*PROBLEM DETAILS*: Copy out all the data, word for word.

*EXCERPTED DATA*:
===

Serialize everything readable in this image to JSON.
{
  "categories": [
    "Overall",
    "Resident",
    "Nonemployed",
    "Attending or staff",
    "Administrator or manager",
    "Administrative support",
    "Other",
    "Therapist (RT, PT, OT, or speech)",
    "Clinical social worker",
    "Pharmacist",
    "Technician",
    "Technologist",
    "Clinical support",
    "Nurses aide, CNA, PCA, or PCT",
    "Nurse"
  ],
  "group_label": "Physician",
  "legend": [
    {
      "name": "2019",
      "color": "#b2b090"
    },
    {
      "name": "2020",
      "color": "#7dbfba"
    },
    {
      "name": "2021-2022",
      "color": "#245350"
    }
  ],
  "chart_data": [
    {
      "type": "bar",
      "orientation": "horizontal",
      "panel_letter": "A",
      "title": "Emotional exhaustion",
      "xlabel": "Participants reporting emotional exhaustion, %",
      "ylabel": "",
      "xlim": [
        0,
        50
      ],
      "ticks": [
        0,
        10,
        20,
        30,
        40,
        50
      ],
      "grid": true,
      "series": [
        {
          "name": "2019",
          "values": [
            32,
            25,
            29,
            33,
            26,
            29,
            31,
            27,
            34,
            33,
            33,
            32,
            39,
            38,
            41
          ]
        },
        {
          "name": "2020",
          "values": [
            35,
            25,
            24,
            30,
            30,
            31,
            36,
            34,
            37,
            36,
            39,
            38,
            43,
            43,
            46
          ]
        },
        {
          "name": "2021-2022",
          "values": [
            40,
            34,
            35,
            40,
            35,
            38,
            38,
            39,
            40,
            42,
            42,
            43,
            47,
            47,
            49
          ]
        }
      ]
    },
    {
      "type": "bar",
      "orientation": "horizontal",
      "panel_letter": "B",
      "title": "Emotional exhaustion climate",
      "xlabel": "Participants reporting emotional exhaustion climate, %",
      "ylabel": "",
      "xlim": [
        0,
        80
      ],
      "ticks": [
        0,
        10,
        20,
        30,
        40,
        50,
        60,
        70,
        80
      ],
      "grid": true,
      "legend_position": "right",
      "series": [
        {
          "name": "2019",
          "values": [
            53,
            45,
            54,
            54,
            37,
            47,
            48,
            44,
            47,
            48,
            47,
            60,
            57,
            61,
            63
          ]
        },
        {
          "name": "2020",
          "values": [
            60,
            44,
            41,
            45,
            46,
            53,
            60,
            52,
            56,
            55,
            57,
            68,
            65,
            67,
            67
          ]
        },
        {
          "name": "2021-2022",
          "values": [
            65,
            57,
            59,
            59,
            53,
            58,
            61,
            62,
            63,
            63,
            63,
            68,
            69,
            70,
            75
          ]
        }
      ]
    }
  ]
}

===

*SOLUTION TO THE EXERCISE*:
Serialize everything readable in this image to JSON.
{
  "categories": [
    "Overall",
    "Resident",
    "Nonemployed",
    "Attending or staff",
    "Administrator or manager",
    "Administrative support",
    "Other",
    "Therapist (RT, PT, OT, or speech)",
    "Clinical social worker",
    "Pharmacist",
    "Technician",
    "Technologist",
    "Clinical support",
    "Nurses aide, CNA, PCA, or PCT",
    "Nurse"
  ],
  "group_label": "Physician",
  "legend": [
    {
      "name": "2019",
      "color": "#b2b090"
    },
    {
      "name": "2020",
      "color": "#7dbfba"
    },
    {
      "name": "2021-2022",
      "color": "#245350"
    }
  ],
  "chart_data": [
    {
      "type": "bar",
      "orientation": "horizontal",
      "panel_letter": "A",
      "title": "Emotional exhaustion",
      "xlabel": "Participants reporting emotional exhaustion, %",
      "ylabel": "",
      "xlim": [
        0,
        50
      ],
      "ticks": [
        0,
        10,
        20,
        30,
        40,
        50
      ],
      "grid": true,
      "series": [
        {
          "name": "2019",
          "values": [
            32,
            25,
            29,
            33,
            26,
            29,
            31,
            27,
            34,
            33,
            33,
            32,
            39,
            38,
            41
          ]
        },
        {
          "name": "2020",
          "values": [
            35,
            25,
            24,
            30,
            30,
            31,
            36,
            34,
            37,
            36,
            39,
            38,
            43,
            43,
            46
          ]
        },
        {
          "name": "2021-2022",
          "values": [
            40,
            34,
            35,
            40,
            35,
            38,
            38,
            39,
            40,
            42,
            42,
            43,
            47,
            47,
            49
          ]
        }
      ]
    },
    {
      "type": "bar",
      "orientation": "horizontal",
      "panel_letter": "B",
      "title": "Emotional exhaustion climate",
      "xlabel": "Participants reporting emotional exhaustion climate, %",
      "ylabel": "",
      "xlim": [
        0,
        80
      ],
      "ticks": [
        0,
        10,
        20,
        30,
        40,
        50,
        60,
        70,
        80
      ],
      "grid": true,
      "legend_position": "right",
      "series": [
        {
          "name": "2019",
          "values": [
            53,
            45,
            54,
            54,
            37,
            47,
            48,
            44,
            47,
            48,
            47,
            60,
            57,
            61,
            63
          ]
        },
        {
          "name": "2020",
          "values": [
            60,
            44,
            41,
            45,
            46,
            53,
            60,
            52,
            56,
            55,
            57,
            68,
            65,
            67,
            67
          ]
        },
        {
          "name": "2021-2022",
          "values": [
            65,
            57,
            59,
            59,
            53,
            58,
            61,
            62,
            63,
            63,
            63,
            68,
            69,
            70,
            75
          ]
        }
      ]
    }
  ]
}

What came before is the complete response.